* RECORDED INFORMATION:
++++++++

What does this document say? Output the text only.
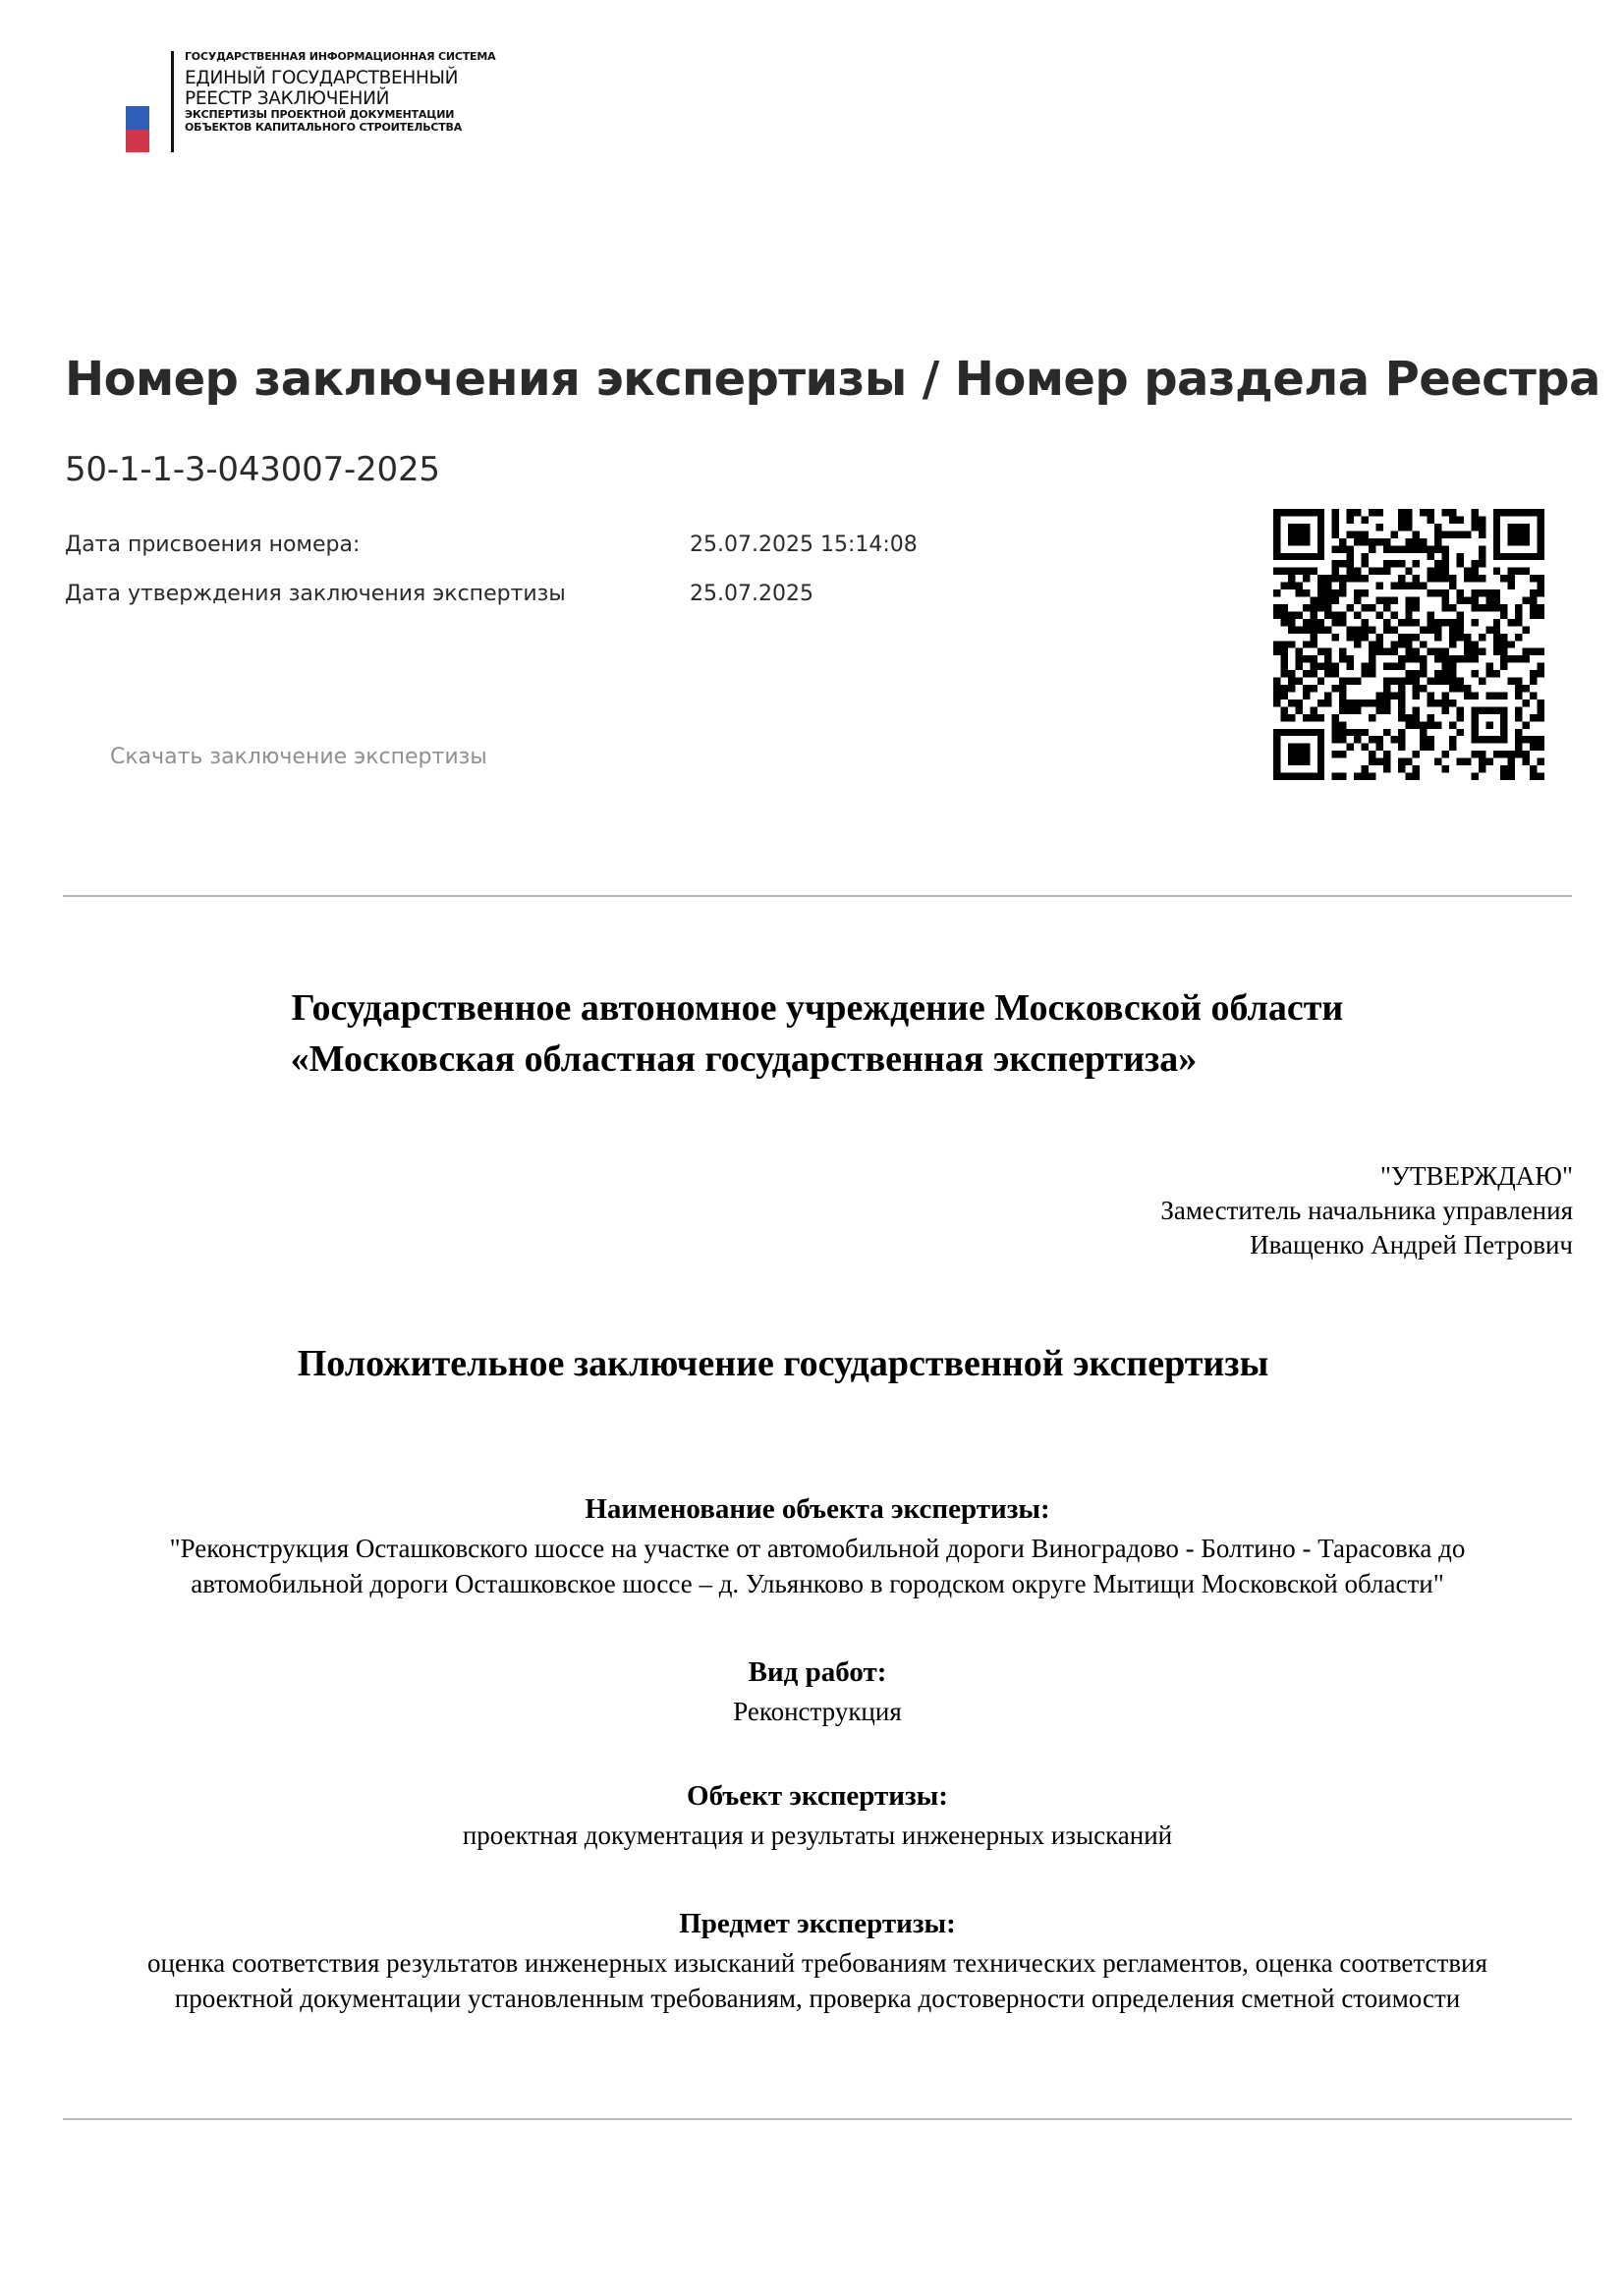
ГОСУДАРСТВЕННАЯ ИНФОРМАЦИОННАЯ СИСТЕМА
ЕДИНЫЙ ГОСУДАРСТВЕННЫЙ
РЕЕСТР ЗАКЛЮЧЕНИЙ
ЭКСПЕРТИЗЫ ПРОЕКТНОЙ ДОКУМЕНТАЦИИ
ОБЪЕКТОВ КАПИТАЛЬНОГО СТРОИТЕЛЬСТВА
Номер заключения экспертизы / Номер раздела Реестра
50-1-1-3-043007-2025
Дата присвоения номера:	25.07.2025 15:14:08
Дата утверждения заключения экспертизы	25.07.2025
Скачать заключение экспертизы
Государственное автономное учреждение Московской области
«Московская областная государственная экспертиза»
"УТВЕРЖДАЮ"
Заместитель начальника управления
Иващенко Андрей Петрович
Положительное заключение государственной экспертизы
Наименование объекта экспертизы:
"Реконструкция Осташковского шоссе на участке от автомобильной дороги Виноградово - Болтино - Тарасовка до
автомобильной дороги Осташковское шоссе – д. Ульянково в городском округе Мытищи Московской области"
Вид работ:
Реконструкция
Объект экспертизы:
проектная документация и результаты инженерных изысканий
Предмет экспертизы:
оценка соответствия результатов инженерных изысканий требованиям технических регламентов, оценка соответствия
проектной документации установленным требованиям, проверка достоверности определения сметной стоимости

++++++++

* PROBLEM REQUIREMENTS:
With the pictures omitted, reproduce the records in full and exactly.

* TASK ANSWER:
What does this document say? Output the text only.
ГОСУДАРСТВЕННАЯ ИНФОРМАЦИОННАЯ СИСТЕМА
ЕДИНЫЙ ГОСУДАРСТВЕННЫЙ
РЕЕСТР ЗАКЛЮЧЕНИЙ
ЭКСПЕРТИЗЫ ПРОЕКТНОЙ ДОКУМЕНТАЦИИ
ОБЪЕКТОВ КАПИТАЛЬНОГО СТРОИТЕЛЬСТВА
Номер заключения экспертизы / Номер раздела Реестра
50-1-1-3-043007-2025
Дата присвоения номера:	25.07.2025 15:14:08
Дата утверждения заключения экспертизы	25.07.2025
Скачать заключение экспертизы
Государственное автономное учреждение Московской области
«Московская областная государственная экспертиза»
"УТВЕРЖДАЮ"
Заместитель начальника управления
Иващенко Андрей Петрович
Положительное заключение государственной экспертизы
Наименование объекта экспертизы:
"Реконструкция Осташковского шоссе на участке от автомобильной дороги Виноградово - Болтино - Тарасовка до
автомобильной дороги Осташковское шоссе – д. Ульянково в городском округе Мытищи Московской области"
Вид работ:
Реконструкция
Объект экспертизы:
проектная документация и результаты инженерных изысканий
Предмет экспертизы:
оценка соответствия результатов инженерных изысканий требованиям технических регламентов, оценка соответствия
проектной документации установленным требованиям, проверка достоверности определения сметной стоимости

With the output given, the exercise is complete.